--- About this task ---
From the text below on recombination in organic photovoltaics, list every color named in the Figure 1 caption along with what that color represents.

--- Reading text ---
[Start of Attachment]

With these results, we aim to understand how to experimentally control our model’s parameter to achieve better power-conversion efficiencies.

Figure 1

Recombination mechanism in organic photovoltaics. (a) Schematic illustrating an electron and hole occupying an interfacial charge-transfer state in a bulk-heterojunction system. (b) The potential energies of the ground state and charge-transfer state at the donor-acceptor interface as a function of the reaction coordinate. The quantized vibrational modes are shown as the colored waves: red for modes of the electronic ground state and blue for modes of the charge-transfer state. The green overlap between the lowest vibrational state of the charge-transfer state (which defines the energy of the apparent charge-transfer state) and a vibrationally excited ground state indicates the nonradiative recombination pathway. The arrows depict possible radiative decay pathways. While we indicate here some radiative decay from higher-energy vibronic modes, most decay originates from the lowest vibronic state of the charge-transfer state.

[End of Attachment]

--- Available data ---
[Start of Attachment]

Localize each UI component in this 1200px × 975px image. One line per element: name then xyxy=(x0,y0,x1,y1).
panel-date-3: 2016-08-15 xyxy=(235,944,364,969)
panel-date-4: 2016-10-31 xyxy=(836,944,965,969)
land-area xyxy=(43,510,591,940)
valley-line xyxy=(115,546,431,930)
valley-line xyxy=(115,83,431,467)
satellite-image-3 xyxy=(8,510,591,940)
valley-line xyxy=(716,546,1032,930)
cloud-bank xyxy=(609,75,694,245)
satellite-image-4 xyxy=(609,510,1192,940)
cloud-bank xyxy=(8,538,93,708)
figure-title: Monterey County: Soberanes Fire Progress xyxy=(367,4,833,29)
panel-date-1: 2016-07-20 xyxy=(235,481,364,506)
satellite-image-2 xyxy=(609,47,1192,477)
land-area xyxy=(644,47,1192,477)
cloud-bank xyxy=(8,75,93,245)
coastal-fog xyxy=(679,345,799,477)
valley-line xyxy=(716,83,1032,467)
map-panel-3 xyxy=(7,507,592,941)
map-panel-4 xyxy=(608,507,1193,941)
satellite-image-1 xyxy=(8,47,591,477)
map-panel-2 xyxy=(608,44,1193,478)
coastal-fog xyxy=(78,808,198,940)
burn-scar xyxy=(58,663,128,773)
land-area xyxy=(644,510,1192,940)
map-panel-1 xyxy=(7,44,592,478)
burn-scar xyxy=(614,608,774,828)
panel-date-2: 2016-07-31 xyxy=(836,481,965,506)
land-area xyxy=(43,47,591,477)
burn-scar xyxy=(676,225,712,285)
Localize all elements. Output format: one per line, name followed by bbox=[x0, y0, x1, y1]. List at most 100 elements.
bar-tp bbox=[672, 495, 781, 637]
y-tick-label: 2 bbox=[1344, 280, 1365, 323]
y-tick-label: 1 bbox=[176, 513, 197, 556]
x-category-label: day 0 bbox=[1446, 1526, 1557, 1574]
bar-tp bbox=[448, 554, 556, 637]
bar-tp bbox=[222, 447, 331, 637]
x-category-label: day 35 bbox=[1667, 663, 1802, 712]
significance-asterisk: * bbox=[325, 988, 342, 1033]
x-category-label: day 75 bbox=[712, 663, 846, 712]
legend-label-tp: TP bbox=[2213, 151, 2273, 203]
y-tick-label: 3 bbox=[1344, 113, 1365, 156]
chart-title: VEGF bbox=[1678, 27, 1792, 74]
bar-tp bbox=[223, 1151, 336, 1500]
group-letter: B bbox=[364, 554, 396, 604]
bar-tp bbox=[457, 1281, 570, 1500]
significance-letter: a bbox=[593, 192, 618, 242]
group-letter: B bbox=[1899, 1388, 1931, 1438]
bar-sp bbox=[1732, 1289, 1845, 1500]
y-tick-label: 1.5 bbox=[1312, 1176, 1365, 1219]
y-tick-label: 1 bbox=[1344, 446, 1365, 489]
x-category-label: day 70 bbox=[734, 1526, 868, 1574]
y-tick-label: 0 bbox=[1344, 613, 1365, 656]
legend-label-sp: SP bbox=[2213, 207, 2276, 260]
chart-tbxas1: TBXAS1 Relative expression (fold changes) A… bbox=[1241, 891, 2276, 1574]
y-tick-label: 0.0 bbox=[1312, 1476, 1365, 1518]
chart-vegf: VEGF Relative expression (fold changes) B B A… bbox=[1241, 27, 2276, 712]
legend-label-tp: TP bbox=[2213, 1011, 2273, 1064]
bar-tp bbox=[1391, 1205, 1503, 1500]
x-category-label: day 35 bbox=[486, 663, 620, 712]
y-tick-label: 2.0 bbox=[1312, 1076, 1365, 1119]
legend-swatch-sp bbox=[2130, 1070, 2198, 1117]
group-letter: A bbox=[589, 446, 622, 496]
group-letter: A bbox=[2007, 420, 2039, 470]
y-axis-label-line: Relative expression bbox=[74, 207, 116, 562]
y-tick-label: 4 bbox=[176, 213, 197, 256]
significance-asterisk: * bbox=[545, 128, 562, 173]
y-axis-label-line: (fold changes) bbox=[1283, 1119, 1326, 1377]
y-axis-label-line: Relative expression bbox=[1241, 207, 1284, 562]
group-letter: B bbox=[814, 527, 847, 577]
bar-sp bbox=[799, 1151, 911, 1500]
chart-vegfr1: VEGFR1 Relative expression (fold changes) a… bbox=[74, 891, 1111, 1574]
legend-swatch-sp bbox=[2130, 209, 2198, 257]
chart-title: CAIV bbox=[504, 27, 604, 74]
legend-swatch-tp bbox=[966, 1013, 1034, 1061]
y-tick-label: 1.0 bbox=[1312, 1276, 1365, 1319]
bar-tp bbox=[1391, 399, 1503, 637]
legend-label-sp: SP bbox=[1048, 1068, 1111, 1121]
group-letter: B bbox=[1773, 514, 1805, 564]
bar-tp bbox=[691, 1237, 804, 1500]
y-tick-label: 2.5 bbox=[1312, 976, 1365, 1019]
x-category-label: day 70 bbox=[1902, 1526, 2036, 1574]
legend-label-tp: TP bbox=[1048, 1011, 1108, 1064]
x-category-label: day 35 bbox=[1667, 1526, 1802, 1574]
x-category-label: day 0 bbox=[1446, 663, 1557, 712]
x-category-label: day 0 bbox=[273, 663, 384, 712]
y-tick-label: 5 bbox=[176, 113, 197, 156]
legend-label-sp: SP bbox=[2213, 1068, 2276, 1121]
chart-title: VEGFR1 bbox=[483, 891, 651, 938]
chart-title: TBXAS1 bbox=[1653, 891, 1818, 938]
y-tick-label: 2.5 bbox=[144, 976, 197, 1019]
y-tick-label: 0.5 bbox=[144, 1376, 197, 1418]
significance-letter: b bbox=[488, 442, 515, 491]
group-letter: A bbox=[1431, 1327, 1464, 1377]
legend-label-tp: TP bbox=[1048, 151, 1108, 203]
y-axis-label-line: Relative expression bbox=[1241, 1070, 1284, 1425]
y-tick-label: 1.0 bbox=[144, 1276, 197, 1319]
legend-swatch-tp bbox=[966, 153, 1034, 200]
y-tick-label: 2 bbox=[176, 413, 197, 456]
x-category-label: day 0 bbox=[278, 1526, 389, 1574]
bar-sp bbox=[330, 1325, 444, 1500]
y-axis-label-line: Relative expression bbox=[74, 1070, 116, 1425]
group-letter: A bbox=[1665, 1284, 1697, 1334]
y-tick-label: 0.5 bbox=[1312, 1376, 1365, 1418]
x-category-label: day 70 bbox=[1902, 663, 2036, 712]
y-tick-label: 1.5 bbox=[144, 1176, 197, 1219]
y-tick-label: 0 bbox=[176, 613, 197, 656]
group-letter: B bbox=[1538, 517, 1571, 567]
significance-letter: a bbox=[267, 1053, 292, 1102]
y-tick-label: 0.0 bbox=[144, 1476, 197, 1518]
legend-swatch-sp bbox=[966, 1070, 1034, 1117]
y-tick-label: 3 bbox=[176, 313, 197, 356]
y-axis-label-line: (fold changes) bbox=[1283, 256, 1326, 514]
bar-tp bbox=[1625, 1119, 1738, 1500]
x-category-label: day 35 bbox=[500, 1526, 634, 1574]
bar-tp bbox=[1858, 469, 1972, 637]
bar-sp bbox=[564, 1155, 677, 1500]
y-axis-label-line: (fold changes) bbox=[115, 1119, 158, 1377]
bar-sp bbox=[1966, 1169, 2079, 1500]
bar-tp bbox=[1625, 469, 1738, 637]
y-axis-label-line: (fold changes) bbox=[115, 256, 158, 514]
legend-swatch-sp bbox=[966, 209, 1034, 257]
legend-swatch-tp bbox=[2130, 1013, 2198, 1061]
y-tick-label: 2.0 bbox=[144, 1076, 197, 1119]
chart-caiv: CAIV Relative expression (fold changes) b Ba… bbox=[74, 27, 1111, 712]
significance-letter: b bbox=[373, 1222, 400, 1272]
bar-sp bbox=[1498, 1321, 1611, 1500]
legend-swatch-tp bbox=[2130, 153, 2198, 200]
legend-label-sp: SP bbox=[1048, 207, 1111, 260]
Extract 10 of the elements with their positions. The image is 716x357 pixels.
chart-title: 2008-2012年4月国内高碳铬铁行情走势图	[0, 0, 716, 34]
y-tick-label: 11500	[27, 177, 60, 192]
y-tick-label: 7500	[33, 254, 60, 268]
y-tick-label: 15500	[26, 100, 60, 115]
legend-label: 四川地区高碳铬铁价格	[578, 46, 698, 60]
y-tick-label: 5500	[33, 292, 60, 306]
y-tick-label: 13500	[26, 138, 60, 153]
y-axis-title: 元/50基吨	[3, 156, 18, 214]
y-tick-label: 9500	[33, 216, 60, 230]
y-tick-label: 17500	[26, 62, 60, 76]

[End of Attachment]

--- The completed task ---
- Red: the vibrational modes of the electronic ground state
- Blue: the vibrational modes of the charge-transfer state
- Green: the overlap between the lowest vibrational state of the charge-transfer state and a vibrationally excited ground state, which indicates the nonradiative recombination pathway